Saved entries
::::::

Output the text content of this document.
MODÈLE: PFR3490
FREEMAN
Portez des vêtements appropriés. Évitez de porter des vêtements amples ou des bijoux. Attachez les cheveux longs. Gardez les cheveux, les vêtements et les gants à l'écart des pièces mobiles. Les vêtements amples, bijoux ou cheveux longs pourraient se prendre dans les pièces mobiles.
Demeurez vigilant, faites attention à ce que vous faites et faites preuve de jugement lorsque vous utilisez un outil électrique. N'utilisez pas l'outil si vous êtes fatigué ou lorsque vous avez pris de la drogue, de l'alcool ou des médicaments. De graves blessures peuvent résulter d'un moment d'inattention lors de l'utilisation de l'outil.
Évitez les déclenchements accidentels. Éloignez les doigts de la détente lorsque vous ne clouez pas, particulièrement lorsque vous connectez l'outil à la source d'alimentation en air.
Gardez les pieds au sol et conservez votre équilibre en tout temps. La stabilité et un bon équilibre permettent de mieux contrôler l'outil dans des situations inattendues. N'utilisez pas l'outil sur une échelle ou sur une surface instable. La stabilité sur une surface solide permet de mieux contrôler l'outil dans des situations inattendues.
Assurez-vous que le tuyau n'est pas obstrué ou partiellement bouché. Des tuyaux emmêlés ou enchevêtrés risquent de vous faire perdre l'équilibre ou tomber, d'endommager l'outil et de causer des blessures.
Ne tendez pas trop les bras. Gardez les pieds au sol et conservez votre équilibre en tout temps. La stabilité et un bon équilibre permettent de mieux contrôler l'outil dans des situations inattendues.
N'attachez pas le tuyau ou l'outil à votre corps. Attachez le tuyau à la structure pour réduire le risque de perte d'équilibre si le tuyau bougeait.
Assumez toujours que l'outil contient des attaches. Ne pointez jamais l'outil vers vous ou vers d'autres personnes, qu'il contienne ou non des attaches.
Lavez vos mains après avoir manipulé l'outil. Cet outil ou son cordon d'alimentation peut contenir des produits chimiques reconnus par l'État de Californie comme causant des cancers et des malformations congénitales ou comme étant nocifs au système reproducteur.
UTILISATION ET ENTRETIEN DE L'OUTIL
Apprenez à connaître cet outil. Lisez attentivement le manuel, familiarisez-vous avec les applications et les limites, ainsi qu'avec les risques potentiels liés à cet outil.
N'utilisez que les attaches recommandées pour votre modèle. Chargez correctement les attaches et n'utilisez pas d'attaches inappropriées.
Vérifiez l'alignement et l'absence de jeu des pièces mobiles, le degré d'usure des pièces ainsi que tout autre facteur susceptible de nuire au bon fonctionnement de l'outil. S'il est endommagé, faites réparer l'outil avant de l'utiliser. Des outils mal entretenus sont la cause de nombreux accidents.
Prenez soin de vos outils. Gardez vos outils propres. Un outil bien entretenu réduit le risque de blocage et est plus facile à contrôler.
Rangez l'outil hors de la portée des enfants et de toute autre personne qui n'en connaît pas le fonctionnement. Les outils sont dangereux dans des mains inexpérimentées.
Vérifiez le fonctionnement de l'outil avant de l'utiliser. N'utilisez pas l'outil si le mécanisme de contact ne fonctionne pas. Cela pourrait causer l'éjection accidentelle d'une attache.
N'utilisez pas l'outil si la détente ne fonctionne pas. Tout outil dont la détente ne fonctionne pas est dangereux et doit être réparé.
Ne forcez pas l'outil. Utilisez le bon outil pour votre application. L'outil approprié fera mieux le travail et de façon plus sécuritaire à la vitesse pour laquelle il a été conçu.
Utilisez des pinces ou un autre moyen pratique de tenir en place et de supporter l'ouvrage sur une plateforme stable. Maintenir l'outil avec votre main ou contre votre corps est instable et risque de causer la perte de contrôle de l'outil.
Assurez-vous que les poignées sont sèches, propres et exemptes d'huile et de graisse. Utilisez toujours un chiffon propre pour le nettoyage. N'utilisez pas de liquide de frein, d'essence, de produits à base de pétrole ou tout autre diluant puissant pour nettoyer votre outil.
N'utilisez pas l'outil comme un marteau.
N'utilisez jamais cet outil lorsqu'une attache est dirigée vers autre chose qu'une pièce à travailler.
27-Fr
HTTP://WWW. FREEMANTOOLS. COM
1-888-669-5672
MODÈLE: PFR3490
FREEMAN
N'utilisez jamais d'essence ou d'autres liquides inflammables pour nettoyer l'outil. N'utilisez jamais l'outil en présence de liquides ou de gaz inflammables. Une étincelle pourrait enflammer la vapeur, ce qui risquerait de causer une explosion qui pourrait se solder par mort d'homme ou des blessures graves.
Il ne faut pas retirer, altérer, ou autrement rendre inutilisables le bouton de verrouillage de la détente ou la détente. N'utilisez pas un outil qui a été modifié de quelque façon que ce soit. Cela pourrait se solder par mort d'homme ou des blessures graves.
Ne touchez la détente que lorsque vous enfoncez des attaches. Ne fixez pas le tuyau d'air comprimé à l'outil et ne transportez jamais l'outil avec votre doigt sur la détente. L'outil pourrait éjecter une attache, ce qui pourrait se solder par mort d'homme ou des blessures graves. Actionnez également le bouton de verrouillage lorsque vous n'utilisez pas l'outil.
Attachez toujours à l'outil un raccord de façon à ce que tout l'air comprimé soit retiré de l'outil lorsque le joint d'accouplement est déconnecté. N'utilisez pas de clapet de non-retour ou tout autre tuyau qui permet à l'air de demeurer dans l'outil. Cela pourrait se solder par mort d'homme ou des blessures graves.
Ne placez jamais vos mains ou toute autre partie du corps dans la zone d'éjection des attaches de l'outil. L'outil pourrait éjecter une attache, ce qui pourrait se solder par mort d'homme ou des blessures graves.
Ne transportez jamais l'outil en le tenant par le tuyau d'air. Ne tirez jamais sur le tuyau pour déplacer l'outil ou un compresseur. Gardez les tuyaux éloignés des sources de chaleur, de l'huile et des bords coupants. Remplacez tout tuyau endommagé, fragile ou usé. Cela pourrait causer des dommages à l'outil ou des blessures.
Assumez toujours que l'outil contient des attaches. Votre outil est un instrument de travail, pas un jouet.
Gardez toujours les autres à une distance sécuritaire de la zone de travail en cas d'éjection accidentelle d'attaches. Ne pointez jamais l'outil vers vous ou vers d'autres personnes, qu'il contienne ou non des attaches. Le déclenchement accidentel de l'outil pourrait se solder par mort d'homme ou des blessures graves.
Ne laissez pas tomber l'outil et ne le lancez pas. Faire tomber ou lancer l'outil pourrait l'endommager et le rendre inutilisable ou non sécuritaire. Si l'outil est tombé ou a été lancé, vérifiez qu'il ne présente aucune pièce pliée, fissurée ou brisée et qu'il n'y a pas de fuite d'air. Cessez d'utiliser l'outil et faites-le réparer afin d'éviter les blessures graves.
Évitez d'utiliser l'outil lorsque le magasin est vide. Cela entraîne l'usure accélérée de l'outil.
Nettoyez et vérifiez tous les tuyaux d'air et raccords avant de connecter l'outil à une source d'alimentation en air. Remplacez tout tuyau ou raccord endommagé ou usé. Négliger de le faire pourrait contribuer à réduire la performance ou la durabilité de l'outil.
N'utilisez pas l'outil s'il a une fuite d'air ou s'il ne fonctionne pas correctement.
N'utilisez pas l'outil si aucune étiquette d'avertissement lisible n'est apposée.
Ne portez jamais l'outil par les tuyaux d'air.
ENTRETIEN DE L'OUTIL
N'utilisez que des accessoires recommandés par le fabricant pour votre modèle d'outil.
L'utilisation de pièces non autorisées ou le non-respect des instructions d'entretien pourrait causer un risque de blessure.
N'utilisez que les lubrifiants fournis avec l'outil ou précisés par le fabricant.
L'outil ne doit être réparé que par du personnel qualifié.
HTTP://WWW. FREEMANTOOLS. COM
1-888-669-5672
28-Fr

::::::

» **Instructions to follow**: Copy every line in the listing above where the string "dangereux" turns up.

» **The output**:
Rangez l'outil hors de la portée des enfants et de toute autre personne qui n'en connaît pas le fonctionnement. Les outils sont dangereux dans des mains inexpérimentées.
N'utilisez pas l'outil si la détente ne fonctionne pas. Tout outil dont la détente ne fonctionne pas est dangereux et doit être réparé.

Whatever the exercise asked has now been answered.